Work to do: Identify all lines in the listing that include the word "title", and copy them out.

──────

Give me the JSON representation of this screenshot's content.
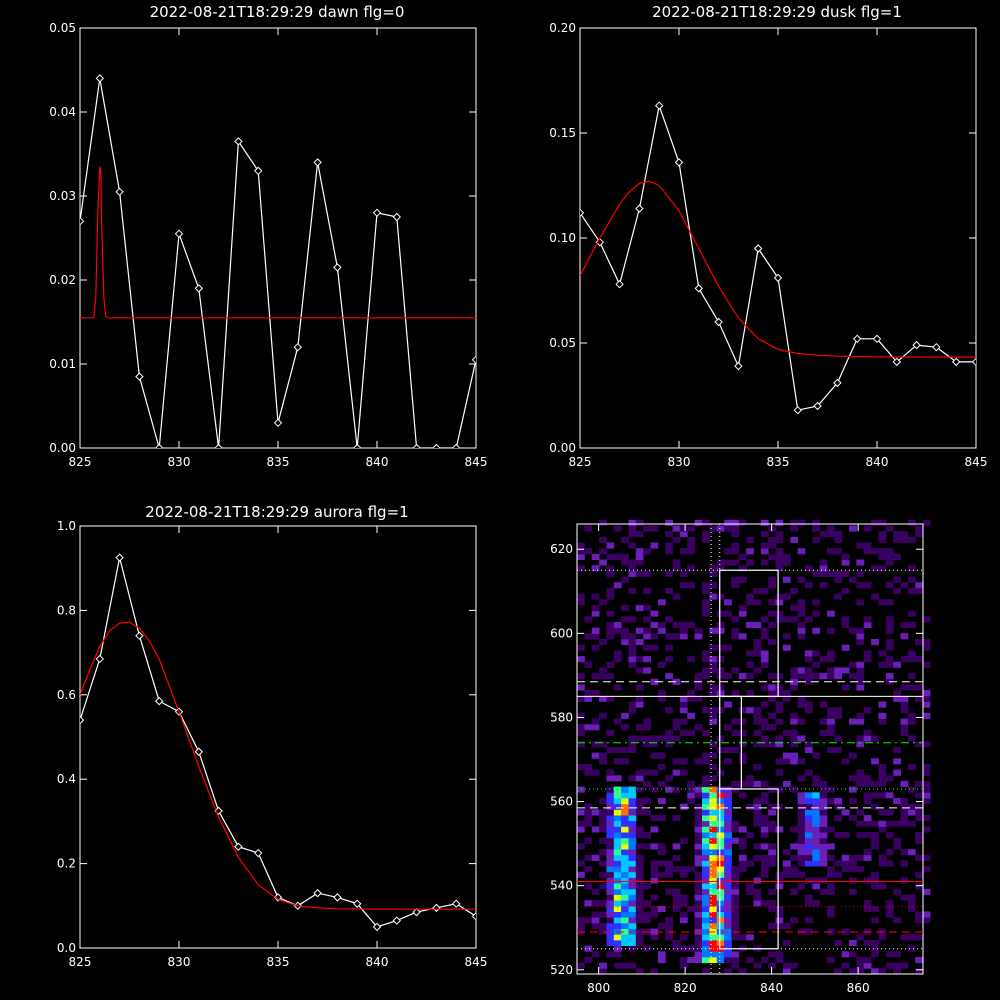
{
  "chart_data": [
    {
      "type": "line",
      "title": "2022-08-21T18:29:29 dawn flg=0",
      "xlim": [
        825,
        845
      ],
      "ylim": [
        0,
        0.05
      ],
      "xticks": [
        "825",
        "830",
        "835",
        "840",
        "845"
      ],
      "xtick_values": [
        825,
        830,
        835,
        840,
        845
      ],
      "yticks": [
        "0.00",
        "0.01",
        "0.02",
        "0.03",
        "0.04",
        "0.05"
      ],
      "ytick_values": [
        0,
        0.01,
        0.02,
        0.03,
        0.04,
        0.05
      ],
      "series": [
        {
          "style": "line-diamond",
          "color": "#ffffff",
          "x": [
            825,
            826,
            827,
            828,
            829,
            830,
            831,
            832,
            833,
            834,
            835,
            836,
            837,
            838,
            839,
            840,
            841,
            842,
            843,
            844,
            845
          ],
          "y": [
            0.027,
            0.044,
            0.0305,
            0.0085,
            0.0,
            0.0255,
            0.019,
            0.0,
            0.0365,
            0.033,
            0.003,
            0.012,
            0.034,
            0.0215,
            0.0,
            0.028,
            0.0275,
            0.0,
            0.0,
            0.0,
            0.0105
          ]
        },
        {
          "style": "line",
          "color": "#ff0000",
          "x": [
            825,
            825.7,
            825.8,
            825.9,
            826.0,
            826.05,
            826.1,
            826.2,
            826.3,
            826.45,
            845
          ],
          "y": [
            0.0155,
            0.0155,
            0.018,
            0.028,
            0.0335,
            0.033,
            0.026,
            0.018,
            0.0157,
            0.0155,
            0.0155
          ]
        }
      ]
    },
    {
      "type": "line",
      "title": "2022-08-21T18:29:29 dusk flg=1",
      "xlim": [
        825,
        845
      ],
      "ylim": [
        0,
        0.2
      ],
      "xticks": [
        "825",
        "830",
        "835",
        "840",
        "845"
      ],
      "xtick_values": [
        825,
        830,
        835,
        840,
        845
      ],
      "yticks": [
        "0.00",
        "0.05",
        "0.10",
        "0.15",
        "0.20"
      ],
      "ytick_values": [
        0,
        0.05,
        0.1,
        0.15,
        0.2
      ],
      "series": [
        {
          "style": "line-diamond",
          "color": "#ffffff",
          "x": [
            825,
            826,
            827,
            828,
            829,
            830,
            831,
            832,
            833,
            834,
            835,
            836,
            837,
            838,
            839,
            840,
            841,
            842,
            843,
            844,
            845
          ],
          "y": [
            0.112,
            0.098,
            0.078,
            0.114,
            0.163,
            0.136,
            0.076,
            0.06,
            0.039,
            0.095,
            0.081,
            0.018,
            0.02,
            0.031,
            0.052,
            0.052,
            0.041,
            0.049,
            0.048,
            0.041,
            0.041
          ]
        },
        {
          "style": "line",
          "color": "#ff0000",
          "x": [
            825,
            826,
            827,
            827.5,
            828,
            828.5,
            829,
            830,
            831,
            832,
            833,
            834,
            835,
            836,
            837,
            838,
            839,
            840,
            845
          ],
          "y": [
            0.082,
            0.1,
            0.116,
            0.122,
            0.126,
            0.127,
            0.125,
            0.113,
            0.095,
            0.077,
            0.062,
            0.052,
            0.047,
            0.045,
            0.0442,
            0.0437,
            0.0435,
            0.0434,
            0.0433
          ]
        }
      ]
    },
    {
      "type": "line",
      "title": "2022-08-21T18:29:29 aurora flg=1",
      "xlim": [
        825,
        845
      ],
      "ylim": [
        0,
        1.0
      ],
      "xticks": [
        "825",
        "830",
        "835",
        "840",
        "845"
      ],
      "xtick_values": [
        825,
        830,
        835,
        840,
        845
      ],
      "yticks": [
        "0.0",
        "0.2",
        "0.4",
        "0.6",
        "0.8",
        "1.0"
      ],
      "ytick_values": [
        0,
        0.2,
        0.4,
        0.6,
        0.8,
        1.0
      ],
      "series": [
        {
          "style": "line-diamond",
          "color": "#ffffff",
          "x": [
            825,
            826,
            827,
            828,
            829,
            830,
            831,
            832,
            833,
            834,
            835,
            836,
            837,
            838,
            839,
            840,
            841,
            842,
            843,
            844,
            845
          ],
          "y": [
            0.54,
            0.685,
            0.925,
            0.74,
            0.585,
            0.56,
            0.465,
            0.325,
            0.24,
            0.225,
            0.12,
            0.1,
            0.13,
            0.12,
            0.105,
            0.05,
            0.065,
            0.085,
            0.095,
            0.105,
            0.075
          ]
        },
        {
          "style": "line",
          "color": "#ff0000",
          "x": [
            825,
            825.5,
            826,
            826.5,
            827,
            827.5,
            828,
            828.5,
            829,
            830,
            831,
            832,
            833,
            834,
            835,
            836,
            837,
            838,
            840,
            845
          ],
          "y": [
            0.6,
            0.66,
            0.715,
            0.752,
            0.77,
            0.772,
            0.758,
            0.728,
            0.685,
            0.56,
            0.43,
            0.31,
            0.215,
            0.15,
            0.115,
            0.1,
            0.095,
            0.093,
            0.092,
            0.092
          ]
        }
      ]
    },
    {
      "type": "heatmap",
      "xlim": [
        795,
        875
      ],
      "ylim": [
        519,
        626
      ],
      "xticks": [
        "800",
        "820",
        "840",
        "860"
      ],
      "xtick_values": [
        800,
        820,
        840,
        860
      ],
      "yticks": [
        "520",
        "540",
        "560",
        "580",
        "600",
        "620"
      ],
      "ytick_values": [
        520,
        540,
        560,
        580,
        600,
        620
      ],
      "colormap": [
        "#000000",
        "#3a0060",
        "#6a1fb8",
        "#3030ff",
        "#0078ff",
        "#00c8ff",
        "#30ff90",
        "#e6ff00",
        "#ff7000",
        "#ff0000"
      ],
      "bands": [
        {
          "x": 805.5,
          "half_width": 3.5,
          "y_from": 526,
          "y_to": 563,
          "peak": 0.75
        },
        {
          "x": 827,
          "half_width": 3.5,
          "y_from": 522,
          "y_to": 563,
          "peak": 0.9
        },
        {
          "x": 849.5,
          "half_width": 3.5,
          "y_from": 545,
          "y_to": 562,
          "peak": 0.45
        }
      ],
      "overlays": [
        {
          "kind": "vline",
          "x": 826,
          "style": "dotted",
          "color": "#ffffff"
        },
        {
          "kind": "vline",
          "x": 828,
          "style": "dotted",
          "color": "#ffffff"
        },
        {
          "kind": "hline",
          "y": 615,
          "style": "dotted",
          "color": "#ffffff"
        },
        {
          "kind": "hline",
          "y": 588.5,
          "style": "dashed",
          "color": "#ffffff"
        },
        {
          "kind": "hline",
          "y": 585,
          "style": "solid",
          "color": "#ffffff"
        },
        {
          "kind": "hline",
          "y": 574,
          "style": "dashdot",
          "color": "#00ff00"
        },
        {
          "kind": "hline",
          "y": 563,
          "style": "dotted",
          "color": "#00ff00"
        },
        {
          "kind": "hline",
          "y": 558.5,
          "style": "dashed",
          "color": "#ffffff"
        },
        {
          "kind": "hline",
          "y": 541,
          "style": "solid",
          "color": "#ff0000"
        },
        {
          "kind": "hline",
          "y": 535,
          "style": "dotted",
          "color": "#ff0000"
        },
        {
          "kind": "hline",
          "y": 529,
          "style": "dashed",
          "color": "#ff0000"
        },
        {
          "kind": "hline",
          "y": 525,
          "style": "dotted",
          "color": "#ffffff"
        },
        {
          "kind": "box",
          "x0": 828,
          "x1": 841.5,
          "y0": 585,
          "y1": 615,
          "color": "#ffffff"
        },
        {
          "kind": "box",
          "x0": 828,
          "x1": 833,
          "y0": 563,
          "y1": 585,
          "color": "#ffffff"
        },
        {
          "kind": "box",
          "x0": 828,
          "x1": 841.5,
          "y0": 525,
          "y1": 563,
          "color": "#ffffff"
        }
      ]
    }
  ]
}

──────

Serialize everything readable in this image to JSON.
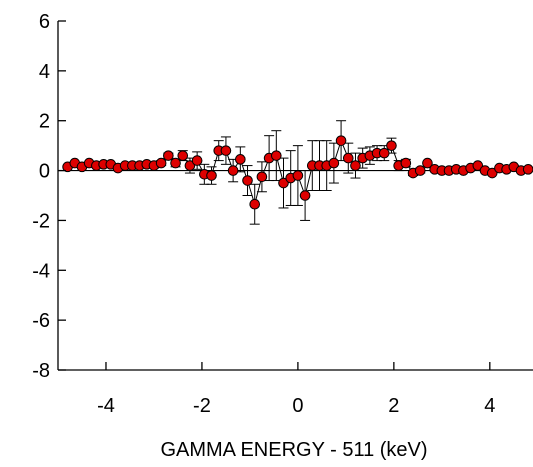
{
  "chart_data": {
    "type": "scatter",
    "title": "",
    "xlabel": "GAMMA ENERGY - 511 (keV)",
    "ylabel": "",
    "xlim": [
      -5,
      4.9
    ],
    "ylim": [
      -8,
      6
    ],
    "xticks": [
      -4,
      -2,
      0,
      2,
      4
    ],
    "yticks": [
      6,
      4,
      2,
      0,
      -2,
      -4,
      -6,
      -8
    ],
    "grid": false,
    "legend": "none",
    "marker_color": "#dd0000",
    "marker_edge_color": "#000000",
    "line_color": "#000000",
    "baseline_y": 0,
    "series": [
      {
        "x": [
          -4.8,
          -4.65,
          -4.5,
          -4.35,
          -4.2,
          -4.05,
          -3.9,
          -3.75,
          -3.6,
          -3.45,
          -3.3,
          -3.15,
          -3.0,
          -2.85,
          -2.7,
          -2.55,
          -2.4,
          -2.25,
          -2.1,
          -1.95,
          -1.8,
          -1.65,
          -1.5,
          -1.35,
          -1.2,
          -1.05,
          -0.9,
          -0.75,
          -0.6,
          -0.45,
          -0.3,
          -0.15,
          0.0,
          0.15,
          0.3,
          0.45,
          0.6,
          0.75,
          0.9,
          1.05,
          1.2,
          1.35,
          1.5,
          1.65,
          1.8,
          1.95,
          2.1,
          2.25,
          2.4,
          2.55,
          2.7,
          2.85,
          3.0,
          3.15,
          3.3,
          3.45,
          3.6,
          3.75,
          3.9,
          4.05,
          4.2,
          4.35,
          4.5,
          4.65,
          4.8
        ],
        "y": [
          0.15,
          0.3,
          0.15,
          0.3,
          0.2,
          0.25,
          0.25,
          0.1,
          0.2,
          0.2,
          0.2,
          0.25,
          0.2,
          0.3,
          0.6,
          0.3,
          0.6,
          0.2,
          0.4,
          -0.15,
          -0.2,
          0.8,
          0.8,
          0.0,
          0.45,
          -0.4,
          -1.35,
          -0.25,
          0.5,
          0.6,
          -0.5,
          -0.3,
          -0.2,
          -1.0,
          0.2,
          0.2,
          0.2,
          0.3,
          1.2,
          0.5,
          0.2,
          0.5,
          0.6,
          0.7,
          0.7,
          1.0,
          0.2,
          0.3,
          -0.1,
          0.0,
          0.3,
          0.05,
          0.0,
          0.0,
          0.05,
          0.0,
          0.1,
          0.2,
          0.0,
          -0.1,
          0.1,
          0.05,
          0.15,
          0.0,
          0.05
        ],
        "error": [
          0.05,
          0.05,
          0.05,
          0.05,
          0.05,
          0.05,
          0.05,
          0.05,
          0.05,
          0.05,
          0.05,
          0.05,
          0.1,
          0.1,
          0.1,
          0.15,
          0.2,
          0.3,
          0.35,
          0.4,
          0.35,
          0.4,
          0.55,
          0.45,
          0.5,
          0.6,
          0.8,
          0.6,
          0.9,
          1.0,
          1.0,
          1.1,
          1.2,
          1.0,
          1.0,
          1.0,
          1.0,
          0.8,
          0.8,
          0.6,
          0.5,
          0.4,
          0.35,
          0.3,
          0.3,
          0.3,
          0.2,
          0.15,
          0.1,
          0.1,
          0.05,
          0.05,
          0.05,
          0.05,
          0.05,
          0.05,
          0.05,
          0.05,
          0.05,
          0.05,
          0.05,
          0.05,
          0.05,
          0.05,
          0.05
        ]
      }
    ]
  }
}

──────

Exercise solution:
      "title": "2022-08-21T18:29:29 dawn flg=0",
      "title": "2022-08-21T18:29:29 dusk flg=1",
      "title": "2022-08-21T18:29:29 aurora flg=1",
    "title": "",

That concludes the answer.